Gather, from the data below, each line in which the word "only" occurs.

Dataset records
<<<<
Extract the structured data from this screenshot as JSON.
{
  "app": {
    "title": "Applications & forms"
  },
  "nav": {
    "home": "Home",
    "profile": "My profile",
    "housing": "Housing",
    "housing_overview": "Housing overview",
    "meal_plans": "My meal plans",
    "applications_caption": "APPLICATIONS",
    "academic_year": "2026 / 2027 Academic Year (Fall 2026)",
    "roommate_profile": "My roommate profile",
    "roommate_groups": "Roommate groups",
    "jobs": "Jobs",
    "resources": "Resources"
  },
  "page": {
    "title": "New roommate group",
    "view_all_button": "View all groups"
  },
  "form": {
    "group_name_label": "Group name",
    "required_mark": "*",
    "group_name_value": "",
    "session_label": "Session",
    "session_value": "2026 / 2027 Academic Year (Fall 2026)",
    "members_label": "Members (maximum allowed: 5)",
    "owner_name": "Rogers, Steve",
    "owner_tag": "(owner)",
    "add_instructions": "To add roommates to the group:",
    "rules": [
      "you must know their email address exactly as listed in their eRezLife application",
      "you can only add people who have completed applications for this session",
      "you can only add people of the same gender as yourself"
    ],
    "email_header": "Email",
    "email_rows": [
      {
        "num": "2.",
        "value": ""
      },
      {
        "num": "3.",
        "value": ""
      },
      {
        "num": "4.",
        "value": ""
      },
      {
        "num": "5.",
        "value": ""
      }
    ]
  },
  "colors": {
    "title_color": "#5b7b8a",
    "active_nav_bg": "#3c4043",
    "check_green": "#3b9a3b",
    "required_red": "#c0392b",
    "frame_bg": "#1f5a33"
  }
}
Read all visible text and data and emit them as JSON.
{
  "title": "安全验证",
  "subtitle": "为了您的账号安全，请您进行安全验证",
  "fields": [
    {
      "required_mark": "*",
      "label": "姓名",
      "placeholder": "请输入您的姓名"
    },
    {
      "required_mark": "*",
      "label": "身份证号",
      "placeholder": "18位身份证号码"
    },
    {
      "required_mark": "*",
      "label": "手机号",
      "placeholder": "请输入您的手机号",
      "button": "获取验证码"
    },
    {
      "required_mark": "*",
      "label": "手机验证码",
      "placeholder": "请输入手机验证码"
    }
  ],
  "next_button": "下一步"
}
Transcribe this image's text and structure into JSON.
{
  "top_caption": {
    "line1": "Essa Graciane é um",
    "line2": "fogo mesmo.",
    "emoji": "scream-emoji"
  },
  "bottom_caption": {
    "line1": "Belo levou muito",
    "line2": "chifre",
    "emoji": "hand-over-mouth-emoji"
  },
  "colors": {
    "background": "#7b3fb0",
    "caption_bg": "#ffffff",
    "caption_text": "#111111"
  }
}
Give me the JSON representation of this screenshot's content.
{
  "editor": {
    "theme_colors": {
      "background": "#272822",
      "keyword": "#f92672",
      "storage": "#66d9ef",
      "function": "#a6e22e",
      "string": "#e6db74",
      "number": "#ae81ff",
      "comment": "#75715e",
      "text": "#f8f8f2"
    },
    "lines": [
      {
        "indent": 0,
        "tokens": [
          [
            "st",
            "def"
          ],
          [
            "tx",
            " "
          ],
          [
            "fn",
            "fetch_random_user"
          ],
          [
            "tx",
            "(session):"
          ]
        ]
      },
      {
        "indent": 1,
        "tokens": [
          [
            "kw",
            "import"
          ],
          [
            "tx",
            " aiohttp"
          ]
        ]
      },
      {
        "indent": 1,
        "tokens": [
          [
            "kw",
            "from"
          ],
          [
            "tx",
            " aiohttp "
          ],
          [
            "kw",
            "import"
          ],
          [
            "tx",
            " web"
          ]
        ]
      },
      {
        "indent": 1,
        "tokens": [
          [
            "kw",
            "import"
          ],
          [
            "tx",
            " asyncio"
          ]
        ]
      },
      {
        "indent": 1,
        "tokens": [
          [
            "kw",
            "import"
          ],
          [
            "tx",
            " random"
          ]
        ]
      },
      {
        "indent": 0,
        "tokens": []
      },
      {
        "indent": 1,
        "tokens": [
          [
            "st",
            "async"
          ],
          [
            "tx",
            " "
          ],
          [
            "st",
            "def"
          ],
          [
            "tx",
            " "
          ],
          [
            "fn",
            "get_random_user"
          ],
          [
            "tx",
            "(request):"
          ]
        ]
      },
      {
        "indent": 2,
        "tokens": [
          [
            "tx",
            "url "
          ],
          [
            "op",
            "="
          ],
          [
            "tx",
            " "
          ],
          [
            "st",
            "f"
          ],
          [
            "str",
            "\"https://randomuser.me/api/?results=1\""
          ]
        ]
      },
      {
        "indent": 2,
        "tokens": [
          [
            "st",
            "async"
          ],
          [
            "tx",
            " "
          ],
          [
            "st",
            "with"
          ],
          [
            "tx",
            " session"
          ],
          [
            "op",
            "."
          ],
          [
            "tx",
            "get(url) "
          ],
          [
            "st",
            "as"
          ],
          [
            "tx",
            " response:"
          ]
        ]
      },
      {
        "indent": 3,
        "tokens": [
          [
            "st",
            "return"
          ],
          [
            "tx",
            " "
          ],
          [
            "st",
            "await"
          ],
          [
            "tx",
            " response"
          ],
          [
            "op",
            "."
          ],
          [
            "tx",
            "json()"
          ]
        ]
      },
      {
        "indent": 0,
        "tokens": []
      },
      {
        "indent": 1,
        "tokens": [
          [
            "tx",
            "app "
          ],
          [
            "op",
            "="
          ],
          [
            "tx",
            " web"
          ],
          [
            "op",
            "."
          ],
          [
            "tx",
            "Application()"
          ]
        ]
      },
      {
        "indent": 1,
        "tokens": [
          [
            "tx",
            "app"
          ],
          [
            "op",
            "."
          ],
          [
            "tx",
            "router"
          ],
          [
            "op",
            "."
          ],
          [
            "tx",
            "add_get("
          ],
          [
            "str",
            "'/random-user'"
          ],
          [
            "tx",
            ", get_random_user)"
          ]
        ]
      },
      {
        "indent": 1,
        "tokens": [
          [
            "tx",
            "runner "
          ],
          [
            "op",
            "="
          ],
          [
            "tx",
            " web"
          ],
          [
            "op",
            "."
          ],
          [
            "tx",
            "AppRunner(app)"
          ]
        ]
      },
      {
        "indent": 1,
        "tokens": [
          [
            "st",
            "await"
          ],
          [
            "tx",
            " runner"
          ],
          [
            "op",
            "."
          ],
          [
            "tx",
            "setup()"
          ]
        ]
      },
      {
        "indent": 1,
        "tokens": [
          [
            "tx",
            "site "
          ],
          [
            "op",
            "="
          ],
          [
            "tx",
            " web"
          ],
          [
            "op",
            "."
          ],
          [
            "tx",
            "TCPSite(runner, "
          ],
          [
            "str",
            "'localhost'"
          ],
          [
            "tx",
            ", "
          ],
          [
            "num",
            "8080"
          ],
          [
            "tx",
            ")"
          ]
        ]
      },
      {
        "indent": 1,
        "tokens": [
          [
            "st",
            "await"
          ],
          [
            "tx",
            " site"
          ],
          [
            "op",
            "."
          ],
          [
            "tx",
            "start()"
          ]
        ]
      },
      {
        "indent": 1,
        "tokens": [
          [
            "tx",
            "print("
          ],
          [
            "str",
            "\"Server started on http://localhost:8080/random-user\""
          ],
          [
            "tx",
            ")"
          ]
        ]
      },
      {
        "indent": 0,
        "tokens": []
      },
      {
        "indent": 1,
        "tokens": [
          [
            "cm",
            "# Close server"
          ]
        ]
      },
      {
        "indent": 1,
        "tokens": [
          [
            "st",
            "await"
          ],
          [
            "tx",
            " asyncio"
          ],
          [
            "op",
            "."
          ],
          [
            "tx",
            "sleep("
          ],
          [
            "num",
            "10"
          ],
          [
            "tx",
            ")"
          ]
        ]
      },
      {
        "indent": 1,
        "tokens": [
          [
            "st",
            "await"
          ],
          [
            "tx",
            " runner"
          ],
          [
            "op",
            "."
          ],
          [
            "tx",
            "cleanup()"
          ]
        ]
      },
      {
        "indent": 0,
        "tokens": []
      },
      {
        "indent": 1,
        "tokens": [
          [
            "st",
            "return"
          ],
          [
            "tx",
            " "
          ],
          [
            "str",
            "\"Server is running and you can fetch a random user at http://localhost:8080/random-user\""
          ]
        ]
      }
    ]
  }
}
>>>>
**Final answer**
      "you can only add people who have completed applications for this session",
      "you can only add people of the same gender as yourself"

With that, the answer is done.